§ **PROBLEM**
Leave out the pictures and repeat everything else in the records exactly.

§ **EXERCISE MATERIAL**

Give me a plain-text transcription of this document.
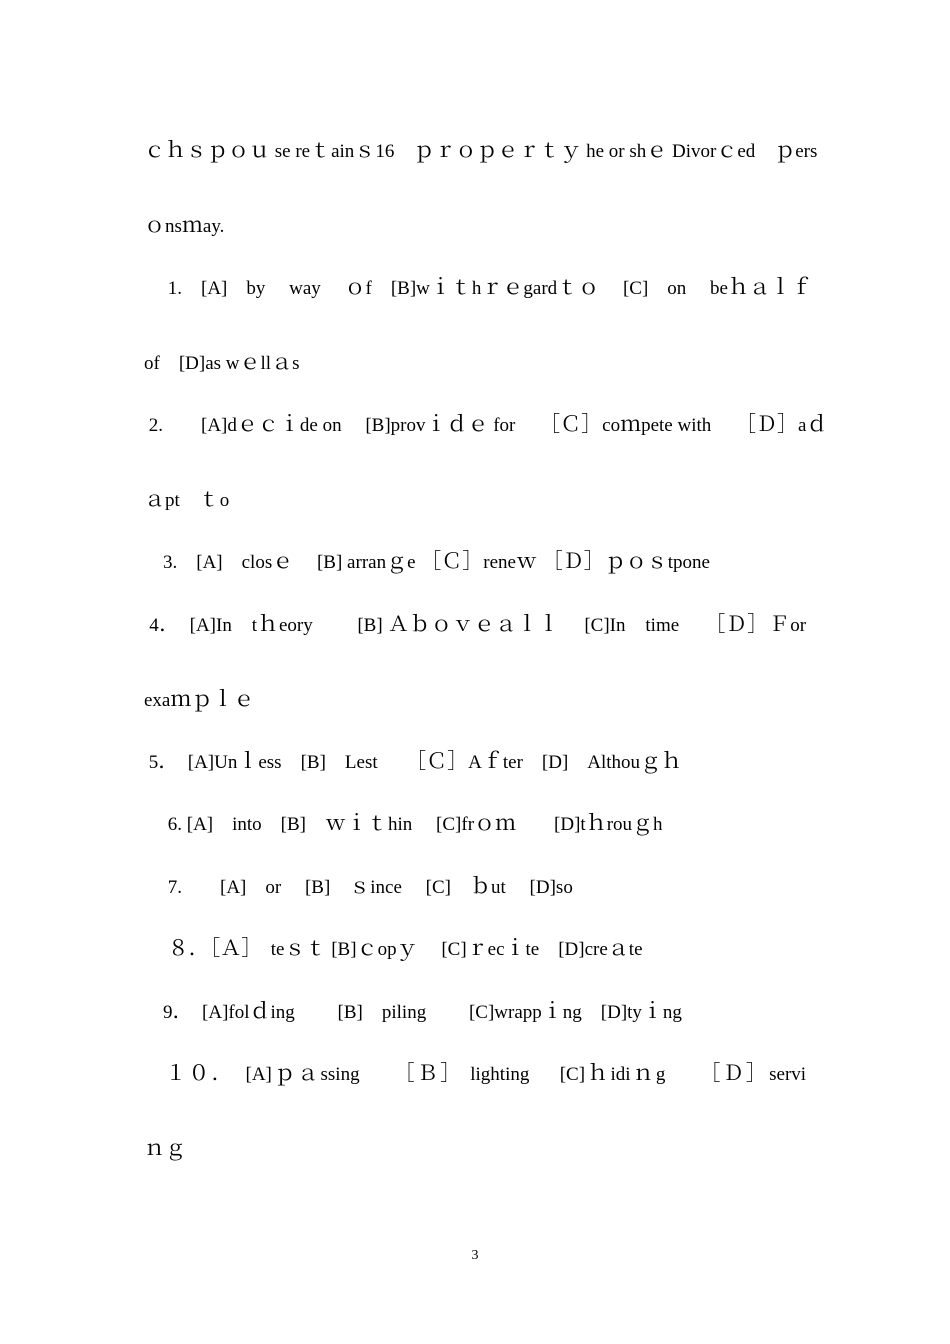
ｃｈｓｐｏｕ se reｔainｓ16　ｐｒｏｐｅｒｔｙ he or shｅ Divorｃed　ｐers
ｏnsｍay.
　 1.　[A]　by　 way 　ｏf　[B]wｉｔhｒｅgardｔｏ　 [C]　on　 beｈａｌｆ
of　[D]as wｅllａs
2.　　[A]dｅｃｉde on　 [B]provｉｄｅ for　 ［Ｃ］coｍpete with　 ［Ｄ］aｄ
ａpt　ｔo
　3.　[A]　closｅ　 [B] arranｇe ［Ｃ］reneｗ ［Ｄ］ｐｏｓtpone
4．　[A]In　tｈeory　　 [B] Ａｂｏｖｅａｌｌ　 [C]In　time　 ［Ｄ］Ｆor
exaｍｐｌｅ
5．　[A]Unｌess　[B]　Lest　　［Ｃ］Aｆter　[D]　Althouｇｈ
　 6. [A]　into　[B]　ｗｉｔhin　 [C]frｏｍ　　[D]tｈrouｇh
　 7.　　[A]　or　 [B]　ｓince　 [C]　ｂut　 [D]so
　 ８．［Ａ］　teｓｔ [B]ｃopｙ　 [C]ｒecｉte　[D]creａte
　9．　[A]folｄing　　 [B]　piling　　 [C]wrappｉng　[D]tyｉng
　１０．　[A]ｐａssing　　［Ｂ］ lighting　 [C]ｈidiｎg　　［Ｄ］servi
ｎｇ
3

§ **COMPLETE ANSWER**
Give me a plain-text transcription of this document.
ｃｈｓｐｏｕ se reｔainｓ16　ｐｒｏｐｅｒｔｙ he or shｅ Divorｃed　ｐers
ｏnsｍay.
　 1.　[A]　by　 way 　ｏf　[B]wｉｔhｒｅgardｔｏ　 [C]　on　 beｈａｌｆ
of　[D]as wｅllａs
2.　　[A]dｅｃｉde on　 [B]provｉｄｅ for　 ［Ｃ］coｍpete with　 ［Ｄ］aｄ
ａpt　ｔo
　3.　[A]　closｅ　 [B] arranｇe ［Ｃ］reneｗ ［Ｄ］ｐｏｓtpone
4．　[A]In　tｈeory　　 [B] Ａｂｏｖｅａｌｌ　 [C]In　time　 ［Ｄ］Ｆor
exaｍｐｌｅ
5．　[A]Unｌess　[B]　Lest　　［Ｃ］Aｆter　[D]　Althouｇｈ
　 6. [A]　into　[B]　ｗｉｔhin　 [C]frｏｍ　　[D]tｈrouｇh
　 7.　　[A]　or　 [B]　ｓince　 [C]　ｂut　 [D]so
　 ８．［Ａ］　teｓｔ [B]ｃopｙ　 [C]ｒecｉte　[D]creａte
　9．　[A]folｄing　　 [B]　piling　　 [C]wrappｉng　[D]tyｉng
　１０．　[A]ｐａssing　　［Ｂ］ lighting　 [C]ｈidiｎg　　［Ｄ］servi
ｎｇ
3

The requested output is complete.